**What the task requires:** Identify all lines in the listing that include the word "جاتیں", and copy them out.
<<<<
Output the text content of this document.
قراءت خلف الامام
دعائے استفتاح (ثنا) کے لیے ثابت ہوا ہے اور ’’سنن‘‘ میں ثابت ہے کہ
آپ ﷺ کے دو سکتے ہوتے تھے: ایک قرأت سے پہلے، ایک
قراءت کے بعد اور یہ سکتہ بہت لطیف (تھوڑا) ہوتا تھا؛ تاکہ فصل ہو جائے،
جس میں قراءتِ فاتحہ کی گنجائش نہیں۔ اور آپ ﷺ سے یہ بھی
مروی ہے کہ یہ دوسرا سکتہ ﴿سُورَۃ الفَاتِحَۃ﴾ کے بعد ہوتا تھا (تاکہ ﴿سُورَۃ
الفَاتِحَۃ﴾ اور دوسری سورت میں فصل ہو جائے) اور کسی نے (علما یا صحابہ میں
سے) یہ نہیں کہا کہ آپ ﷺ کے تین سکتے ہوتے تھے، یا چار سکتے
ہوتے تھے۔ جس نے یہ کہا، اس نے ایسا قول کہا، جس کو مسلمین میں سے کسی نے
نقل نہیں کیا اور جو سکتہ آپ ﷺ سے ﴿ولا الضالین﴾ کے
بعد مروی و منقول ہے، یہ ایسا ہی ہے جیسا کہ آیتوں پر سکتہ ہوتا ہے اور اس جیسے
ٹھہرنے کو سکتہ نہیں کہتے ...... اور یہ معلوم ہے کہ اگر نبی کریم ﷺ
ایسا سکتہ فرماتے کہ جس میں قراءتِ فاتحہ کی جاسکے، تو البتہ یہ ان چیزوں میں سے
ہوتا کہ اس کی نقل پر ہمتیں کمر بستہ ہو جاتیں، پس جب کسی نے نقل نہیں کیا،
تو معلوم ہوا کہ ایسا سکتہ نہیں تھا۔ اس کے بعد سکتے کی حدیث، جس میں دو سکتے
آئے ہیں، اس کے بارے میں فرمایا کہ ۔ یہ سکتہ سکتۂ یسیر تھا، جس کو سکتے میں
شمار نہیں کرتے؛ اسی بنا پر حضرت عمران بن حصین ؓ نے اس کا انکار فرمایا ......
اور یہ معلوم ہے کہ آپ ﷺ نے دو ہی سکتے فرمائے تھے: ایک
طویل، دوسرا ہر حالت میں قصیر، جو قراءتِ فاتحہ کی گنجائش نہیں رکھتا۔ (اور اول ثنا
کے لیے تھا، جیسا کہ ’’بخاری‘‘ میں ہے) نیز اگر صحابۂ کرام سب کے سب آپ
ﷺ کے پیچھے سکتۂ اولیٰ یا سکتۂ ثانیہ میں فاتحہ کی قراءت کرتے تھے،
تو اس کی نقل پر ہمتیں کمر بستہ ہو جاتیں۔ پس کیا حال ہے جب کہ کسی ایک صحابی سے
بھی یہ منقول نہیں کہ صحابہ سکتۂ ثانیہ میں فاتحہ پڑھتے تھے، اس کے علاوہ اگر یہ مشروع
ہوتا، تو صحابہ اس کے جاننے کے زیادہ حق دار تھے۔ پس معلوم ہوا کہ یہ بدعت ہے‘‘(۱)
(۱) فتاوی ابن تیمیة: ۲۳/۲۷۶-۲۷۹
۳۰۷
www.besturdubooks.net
>>>>
**Output for this exercise:**
ہوتا کہ اس کی نقل پر ہمتیں کمر بستہ ہو جاتیں، پس جب کسی نے نقل نہیں کیا،
تو اس کی نقل پر ہمتیں کمر بستہ ہو جاتیں۔ پس کیا حال ہے جب کہ کسی ایک صحابی سے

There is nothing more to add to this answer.